(Task requirements) In the data below, find every line that has the string "icon", and copy it.

(Stored data entries)
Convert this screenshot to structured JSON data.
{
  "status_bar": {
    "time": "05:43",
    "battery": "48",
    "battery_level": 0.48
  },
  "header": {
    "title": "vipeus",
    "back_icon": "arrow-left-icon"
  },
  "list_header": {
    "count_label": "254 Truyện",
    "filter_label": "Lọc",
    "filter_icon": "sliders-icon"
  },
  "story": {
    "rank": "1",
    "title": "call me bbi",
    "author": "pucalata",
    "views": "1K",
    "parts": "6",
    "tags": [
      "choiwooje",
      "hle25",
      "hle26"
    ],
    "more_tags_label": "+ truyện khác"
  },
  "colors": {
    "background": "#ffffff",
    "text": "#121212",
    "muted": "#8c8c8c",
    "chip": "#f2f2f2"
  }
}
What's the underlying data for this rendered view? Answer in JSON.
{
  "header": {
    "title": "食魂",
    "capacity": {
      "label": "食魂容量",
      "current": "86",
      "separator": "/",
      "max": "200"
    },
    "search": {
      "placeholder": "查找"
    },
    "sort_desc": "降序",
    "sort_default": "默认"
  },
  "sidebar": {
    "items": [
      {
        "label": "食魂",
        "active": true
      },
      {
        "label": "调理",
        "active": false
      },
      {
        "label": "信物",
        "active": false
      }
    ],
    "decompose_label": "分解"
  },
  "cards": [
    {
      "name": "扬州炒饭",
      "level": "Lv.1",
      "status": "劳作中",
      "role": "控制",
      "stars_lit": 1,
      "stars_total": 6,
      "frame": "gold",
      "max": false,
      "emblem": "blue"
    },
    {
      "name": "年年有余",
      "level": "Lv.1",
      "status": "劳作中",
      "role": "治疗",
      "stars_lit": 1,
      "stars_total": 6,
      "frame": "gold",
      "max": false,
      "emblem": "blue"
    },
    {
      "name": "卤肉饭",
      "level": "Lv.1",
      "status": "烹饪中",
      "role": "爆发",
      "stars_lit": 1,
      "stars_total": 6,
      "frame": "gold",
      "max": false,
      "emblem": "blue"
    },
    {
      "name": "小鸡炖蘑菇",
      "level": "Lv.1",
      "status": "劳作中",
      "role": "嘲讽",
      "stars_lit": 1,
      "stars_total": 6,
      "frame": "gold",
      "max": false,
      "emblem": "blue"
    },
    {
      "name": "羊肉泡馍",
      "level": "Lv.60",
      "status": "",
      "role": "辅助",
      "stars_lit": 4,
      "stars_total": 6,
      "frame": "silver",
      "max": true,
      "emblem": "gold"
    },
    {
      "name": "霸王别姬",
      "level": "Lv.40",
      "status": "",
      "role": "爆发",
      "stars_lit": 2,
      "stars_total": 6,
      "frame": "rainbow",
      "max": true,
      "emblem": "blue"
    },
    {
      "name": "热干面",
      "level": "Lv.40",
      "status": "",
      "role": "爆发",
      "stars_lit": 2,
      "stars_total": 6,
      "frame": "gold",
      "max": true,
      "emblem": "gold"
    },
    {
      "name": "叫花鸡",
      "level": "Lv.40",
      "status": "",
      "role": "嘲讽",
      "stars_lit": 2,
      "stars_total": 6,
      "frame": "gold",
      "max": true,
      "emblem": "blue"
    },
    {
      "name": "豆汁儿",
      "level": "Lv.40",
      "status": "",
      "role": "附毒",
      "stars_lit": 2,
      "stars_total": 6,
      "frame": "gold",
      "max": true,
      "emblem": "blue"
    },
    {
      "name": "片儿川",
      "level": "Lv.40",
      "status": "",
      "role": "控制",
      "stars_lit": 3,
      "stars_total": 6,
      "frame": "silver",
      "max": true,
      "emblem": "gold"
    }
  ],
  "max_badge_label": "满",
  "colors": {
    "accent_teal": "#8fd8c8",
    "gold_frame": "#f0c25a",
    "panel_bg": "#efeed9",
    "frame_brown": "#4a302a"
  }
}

(Task output)
    "back_icon": "arrow-left-icon"
    "filter_icon": "sliders-icon"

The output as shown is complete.